** Work required **
Copy each entry as it stands, leaving nothing out.

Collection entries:
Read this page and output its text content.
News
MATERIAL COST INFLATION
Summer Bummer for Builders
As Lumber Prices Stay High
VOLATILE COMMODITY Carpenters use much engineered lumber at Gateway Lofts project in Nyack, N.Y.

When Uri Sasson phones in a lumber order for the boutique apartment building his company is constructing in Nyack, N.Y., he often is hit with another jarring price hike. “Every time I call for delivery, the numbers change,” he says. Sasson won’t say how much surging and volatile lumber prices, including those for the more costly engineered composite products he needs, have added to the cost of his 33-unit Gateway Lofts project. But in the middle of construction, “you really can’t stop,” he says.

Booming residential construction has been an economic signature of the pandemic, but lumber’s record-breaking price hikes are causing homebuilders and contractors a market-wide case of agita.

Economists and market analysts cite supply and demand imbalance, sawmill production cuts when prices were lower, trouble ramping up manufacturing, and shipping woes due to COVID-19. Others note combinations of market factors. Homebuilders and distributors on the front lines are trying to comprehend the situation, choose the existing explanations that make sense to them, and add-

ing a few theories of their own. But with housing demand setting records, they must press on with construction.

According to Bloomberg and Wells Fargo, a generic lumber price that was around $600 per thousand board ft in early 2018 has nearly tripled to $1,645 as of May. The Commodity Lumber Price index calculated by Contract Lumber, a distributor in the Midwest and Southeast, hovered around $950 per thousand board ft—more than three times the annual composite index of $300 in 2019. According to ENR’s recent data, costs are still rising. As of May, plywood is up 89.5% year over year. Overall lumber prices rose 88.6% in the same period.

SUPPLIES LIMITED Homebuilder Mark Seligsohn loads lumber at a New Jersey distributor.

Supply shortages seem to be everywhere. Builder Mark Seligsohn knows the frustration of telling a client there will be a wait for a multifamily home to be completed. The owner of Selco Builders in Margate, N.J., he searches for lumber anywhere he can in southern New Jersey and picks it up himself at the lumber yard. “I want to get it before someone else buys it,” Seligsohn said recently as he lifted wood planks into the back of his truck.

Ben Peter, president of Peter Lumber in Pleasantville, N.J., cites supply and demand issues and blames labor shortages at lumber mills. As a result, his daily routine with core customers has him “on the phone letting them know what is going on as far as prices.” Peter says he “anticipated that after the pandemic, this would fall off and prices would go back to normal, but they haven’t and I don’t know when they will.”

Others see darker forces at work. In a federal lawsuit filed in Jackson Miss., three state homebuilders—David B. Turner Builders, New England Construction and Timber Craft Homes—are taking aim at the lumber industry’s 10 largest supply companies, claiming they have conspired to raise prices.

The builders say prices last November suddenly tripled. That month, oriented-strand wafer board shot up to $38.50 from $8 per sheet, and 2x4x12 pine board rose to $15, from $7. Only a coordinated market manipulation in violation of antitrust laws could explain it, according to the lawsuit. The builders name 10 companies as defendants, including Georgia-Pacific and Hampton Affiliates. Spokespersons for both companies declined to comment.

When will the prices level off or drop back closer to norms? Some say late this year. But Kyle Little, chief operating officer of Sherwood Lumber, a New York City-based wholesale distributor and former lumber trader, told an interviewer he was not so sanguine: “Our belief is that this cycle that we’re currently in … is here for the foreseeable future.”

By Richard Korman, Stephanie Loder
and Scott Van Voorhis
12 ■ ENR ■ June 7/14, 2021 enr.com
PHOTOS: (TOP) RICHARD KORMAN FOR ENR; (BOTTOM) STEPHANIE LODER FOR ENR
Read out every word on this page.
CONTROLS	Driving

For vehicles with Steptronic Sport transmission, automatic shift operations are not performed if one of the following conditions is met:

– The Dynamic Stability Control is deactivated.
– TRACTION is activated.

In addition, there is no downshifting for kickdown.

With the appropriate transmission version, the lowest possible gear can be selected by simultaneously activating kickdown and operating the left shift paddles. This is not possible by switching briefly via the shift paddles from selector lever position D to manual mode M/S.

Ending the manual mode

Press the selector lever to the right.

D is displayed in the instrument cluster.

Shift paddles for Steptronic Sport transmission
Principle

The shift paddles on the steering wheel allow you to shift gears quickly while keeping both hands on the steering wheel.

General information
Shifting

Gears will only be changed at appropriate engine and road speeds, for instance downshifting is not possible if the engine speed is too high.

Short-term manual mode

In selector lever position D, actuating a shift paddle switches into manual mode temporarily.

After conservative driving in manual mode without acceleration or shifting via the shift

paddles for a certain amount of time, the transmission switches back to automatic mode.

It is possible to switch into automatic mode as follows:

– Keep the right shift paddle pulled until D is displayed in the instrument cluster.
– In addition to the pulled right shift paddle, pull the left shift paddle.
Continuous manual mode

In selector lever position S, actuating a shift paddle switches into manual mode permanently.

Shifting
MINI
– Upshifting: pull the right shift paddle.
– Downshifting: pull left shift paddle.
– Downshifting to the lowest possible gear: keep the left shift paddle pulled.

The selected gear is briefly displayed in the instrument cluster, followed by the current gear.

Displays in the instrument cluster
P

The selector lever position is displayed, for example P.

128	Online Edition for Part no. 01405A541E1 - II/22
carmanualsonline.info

** Result of the exercise **
Read this page and output its text content.
News
MATERIAL COST INFLATION
Summer Bummer for Builders
As Lumber Prices Stay High
VOLATILE COMMODITY Carpenters use much engineered lumber at Gateway Lofts project in Nyack, N.Y.

When Uri Sasson phones in a lumber order for the boutique apartment building his company is constructing in Nyack, N.Y., he often is hit with another jarring price hike. “Every time I call for delivery, the numbers change,” he says. Sasson won’t say how much surging and volatile lumber prices, including those for the more costly engineered composite products he needs, have added to the cost of his 33-unit Gateway Lofts project. But in the middle of construction, “you really can’t stop,” he says.

Booming residential construction has been an economic signature of the pandemic, but lumber’s record-breaking price hikes are causing homebuilders and contractors a market-wide case of agita.

Economists and market analysts cite supply and demand imbalance, sawmill production cuts when prices were lower, trouble ramping up manufacturing, and shipping woes due to COVID-19. Others note combinations of market factors. Homebuilders and distributors on the front lines are trying to comprehend the situation, choose the existing explanations that make sense to them, and add-

ing a few theories of their own. But with housing demand setting records, they must press on with construction.

According to Bloomberg and Wells Fargo, a generic lumber price that was around $600 per thousand board ft in early 2018 has nearly tripled to $1,645 as of May. The Commodity Lumber Price index calculated by Contract Lumber, a distributor in the Midwest and Southeast, hovered around $950 per thousand board ft—more than three times the annual composite index of $300 in 2019. According to ENR’s recent data, costs are still rising. As of May, plywood is up 89.5% year over year. Overall lumber prices rose 88.6% in the same period.

SUPPLIES LIMITED Homebuilder Mark Seligsohn loads lumber at a New Jersey distributor.

Supply shortages seem to be everywhere. Builder Mark Seligsohn knows the frustration of telling a client there will be a wait for a multifamily home to be completed. The owner of Selco Builders in Margate, N.J., he searches for lumber anywhere he can in southern New Jersey and picks it up himself at the lumber yard. “I want to get it before someone else buys it,” Seligsohn said recently as he lifted wood planks into the back of his truck.

Ben Peter, president of Peter Lumber in Pleasantville, N.J., cites supply and demand issues and blames labor shortages at lumber mills. As a result, his daily routine with core customers has him “on the phone letting them know what is going on as far as prices.” Peter says he “anticipated that after the pandemic, this would fall off and prices would go back to normal, but they haven’t and I don’t know when they will.”

Others see darker forces at work. In a federal lawsuit filed in Jackson Miss., three state homebuilders—David B. Turner Builders, New England Construction and Timber Craft Homes—are taking aim at the lumber industry’s 10 largest supply companies, claiming they have conspired to raise prices.

The builders say prices last November suddenly tripled. That month, oriented-strand wafer board shot up to $38.50 from $8 per sheet, and 2x4x12 pine board rose to $15, from $7. Only a coordinated market manipulation in violation of antitrust laws could explain it, according to the lawsuit. The builders name 10 companies as defendants, including Georgia-Pacific and Hampton Affiliates. Spokespersons for both companies declined to comment.

When will the prices level off or drop back closer to norms? Some say late this year. But Kyle Little, chief operating officer of Sherwood Lumber, a New York City-based wholesale distributor and former lumber trader, told an interviewer he was not so sanguine: “Our belief is that this cycle that we’re currently in … is here for the foreseeable future.”

By Richard Korman, Stephanie Loder
and Scott Van Voorhis
12 ■ ENR ■ June 7/14, 2021 enr.com
PHOTOS: (TOP) RICHARD KORMAN FOR ENR; (BOTTOM) STEPHANIE LODER FOR ENR
Read out every word on this page.
CONTROLS	Driving

For vehicles with Steptronic Sport transmission, automatic shift operations are not performed if one of the following conditions is met:

– The Dynamic Stability Control is deactivated.
– TRACTION is activated.

In addition, there is no downshifting for kickdown.

With the appropriate transmission version, the lowest possible gear can be selected by simultaneously activating kickdown and operating the left shift paddles. This is not possible by switching briefly via the shift paddles from selector lever position D to manual mode M/S.

Ending the manual mode

Press the selector lever to the right.

D is displayed in the instrument cluster.

Shift paddles for Steptronic Sport transmission
Principle

The shift paddles on the steering wheel allow you to shift gears quickly while keeping both hands on the steering wheel.

General information
Shifting

Gears will only be changed at appropriate engine and road speeds, for instance downshifting is not possible if the engine speed is too high.

Short-term manual mode

In selector lever position D, actuating a shift paddle switches into manual mode temporarily.

After conservative driving in manual mode without acceleration or shifting via the shift

paddles for a certain amount of time, the transmission switches back to automatic mode.

It is possible to switch into automatic mode as follows:

– Keep the right shift paddle pulled until D is displayed in the instrument cluster.
– In addition to the pulled right shift paddle, pull the left shift paddle.
Continuous manual mode

In selector lever position S, actuating a shift paddle switches into manual mode permanently.

Shifting
MINI
– Upshifting: pull the right shift paddle.
– Downshifting: pull left shift paddle.
– Downshifting to the lowest possible gear: keep the left shift paddle pulled.

The selected gear is briefly displayed in the instrument cluster, followed by the current gear.

Displays in the instrument cluster
P

The selector lever position is displayed, for example P.

128	Online Edition for Part no. 01405A541E1 - II/22
carmanualsonline.info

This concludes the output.